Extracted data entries

::::

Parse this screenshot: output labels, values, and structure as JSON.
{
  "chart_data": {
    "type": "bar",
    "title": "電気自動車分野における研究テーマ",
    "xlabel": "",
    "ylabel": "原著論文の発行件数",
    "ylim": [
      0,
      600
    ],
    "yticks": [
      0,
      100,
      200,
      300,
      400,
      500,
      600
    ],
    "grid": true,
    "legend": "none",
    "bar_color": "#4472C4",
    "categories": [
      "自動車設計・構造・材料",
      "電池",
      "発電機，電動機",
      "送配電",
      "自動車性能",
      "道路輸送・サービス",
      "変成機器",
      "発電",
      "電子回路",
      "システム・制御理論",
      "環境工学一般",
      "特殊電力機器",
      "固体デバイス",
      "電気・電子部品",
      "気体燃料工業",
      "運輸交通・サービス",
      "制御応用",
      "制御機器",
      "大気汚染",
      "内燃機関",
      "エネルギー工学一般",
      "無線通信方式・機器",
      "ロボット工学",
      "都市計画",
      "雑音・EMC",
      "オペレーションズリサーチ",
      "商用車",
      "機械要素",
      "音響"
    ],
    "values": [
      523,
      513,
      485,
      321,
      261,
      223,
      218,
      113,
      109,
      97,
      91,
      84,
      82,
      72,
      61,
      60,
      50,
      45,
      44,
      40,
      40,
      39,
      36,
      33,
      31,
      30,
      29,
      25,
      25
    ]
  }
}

::::

PROMPT:
The word "values" may turn up on some lines of these records; say how many, with no other words.

SOLUTION:
2